The request » Write out the listing below again, precisely as it is given.

Data for processing »

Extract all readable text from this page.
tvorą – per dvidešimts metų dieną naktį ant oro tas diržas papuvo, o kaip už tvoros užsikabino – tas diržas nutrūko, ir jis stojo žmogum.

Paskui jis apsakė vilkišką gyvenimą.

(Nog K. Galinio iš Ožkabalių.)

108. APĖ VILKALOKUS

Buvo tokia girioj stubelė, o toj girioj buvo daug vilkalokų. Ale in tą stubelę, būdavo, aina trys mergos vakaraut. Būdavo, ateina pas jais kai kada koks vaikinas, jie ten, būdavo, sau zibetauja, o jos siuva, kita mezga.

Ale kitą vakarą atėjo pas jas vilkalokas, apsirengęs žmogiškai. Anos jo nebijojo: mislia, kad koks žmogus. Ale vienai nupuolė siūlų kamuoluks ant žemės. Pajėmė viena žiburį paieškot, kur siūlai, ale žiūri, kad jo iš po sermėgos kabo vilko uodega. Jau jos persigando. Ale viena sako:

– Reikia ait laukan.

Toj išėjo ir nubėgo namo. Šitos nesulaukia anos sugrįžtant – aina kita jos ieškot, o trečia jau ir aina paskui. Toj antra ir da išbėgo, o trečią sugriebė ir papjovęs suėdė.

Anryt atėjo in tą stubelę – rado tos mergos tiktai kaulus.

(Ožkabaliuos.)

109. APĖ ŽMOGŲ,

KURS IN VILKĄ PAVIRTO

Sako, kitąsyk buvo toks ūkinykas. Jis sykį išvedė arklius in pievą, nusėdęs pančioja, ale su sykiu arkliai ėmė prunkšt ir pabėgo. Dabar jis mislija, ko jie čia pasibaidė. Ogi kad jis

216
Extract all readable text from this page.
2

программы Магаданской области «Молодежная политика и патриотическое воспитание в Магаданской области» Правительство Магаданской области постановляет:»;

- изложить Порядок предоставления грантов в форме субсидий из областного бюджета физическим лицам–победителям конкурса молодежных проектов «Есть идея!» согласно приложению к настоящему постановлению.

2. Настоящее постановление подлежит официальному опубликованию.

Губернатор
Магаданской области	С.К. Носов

In response »
Extract all readable text from this page.
tvorą – per dvidešimts metų dieną naktį ant oro tas diržas papuvo, o kaip už tvoros užsikabino – tas diržas nutrūko, ir jis stojo žmogum.

Paskui jis apsakė vilkišką gyvenimą.

(Nog K. Galinio iš Ožkabalių.)

108. APĖ VILKALOKUS

Buvo tokia girioj stubelė, o toj girioj buvo daug vilkalokų. Ale in tą stubelę, būdavo, aina trys mergos vakaraut. Būdavo, ateina pas jais kai kada koks vaikinas, jie ten, būdavo, sau zibetauja, o jos siuva, kita mezga.

Ale kitą vakarą atėjo pas jas vilkalokas, apsirengęs žmogiškai. Anos jo nebijojo: mislia, kad koks žmogus. Ale vienai nupuolė siūlų kamuoluks ant žemės. Pajėmė viena žiburį paieškot, kur siūlai, ale žiūri, kad jo iš po sermėgos kabo vilko uodega. Jau jos persigando. Ale viena sako:

– Reikia ait laukan.

Toj išėjo ir nubėgo namo. Šitos nesulaukia anos sugrįžtant – aina kita jos ieškot, o trečia jau ir aina paskui. Toj antra ir da išbėgo, o trečią sugriebė ir papjovęs suėdė.

Anryt atėjo in tą stubelę – rado tos mergos tiktai kaulus.

(Ožkabaliuos.)

109. APĖ ŽMOGŲ,

KURS IN VILKĄ PAVIRTO

Sako, kitąsyk buvo toks ūkinykas. Jis sykį išvedė arklius in pievą, nusėdęs pančioja, ale su sykiu arkliai ėmė prunkšt ir pabėgo. Dabar jis mislija, ko jie čia pasibaidė. Ogi kad jis

216
Extract all readable text from this page.
2

программы Магаданской области «Молодежная политика и патриотическое воспитание в Магаданской области» Правительство Магаданской области постановляет:»;

- изложить Порядок предоставления грантов в форме субсидий из областного бюджета физическим лицам–победителям конкурса молодежных проектов «Есть идея!» согласно приложению к настоящему постановлению.

2. Настоящее постановление подлежит официальному опубликованию.

Губернатор
Магаданской области	С.К. Носов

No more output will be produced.